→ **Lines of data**
┌──
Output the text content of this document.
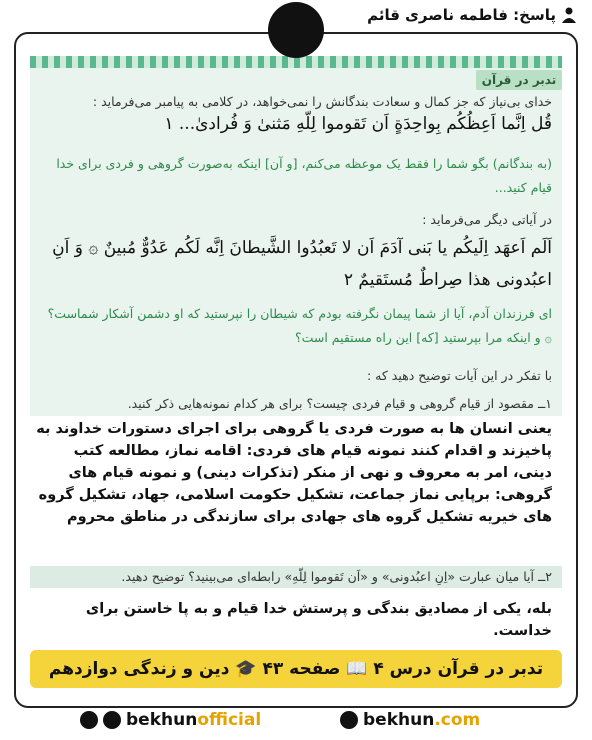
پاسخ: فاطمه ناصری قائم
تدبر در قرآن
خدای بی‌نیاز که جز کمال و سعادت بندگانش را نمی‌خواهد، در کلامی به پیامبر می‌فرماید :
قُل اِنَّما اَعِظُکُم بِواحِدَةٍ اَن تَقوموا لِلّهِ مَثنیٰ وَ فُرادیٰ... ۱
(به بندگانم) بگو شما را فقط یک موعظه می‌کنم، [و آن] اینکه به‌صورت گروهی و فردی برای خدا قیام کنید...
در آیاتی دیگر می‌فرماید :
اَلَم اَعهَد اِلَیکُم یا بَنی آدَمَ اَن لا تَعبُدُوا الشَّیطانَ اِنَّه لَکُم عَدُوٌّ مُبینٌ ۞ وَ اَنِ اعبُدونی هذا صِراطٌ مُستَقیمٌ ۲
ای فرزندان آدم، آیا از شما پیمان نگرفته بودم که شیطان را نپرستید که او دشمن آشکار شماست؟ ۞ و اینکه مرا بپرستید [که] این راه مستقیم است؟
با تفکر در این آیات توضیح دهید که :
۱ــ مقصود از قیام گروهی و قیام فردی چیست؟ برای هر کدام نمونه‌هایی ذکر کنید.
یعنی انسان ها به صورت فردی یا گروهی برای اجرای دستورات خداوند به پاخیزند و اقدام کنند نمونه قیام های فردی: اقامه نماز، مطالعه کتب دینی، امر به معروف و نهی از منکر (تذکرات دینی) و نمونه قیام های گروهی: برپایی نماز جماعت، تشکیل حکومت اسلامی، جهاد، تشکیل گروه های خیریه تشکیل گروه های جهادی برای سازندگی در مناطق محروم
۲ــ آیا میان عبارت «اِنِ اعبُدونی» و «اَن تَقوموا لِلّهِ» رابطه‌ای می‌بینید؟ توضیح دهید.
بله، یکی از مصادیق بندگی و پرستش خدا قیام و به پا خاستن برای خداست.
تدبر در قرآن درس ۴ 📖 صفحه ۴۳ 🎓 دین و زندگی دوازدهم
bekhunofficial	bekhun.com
└──
┌──
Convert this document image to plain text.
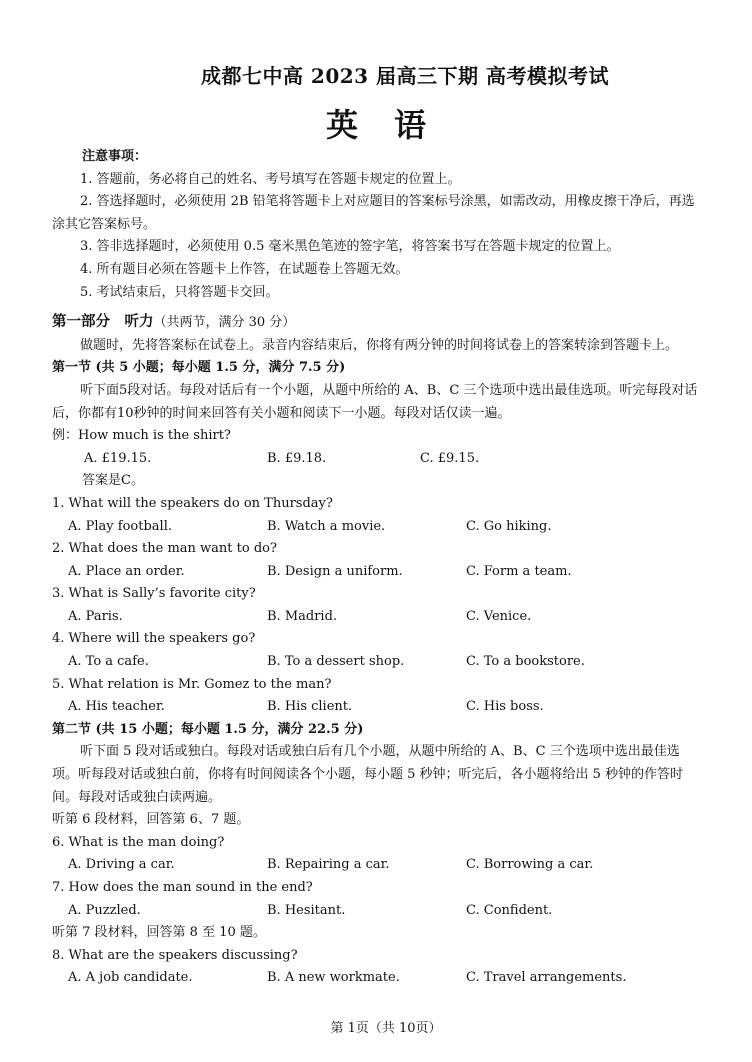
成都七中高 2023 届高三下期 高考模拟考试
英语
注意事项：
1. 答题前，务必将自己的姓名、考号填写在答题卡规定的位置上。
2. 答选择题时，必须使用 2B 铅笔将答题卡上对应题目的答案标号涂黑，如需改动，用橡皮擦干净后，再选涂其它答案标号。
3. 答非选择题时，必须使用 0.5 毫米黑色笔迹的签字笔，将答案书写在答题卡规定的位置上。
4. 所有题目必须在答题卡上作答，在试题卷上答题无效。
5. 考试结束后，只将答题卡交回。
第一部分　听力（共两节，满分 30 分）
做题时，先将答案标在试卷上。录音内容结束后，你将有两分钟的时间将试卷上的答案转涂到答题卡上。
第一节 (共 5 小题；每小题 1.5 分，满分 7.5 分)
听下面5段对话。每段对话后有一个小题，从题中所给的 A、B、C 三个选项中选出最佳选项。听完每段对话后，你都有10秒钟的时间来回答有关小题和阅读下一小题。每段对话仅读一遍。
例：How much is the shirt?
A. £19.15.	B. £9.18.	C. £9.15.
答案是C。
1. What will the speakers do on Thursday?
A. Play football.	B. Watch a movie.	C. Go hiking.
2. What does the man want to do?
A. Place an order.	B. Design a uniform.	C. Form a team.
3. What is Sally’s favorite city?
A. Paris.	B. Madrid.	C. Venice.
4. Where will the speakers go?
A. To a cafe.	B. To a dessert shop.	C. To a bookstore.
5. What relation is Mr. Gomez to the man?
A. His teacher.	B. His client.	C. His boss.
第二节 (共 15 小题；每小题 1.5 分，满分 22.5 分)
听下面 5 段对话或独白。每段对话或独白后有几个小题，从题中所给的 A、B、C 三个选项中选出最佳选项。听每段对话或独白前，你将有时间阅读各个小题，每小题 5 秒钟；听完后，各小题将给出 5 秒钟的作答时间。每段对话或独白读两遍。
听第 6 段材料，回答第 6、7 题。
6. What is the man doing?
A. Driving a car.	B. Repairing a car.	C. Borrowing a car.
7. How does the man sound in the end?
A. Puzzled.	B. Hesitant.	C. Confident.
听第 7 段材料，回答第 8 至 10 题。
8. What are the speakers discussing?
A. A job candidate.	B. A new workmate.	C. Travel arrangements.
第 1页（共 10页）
└──
→ **Task objective**
Search the material above for "دهید". Pull out each line where it shows up.

→ **Task result**
با تفکر در این آیات توضیح دهید که :
۲ــ آیا میان عبارت «اِنِ اعبُدونی» و «اَن تَقوموا لِلّهِ» رابطه‌ای می‌بینید؟ توضیح دهید.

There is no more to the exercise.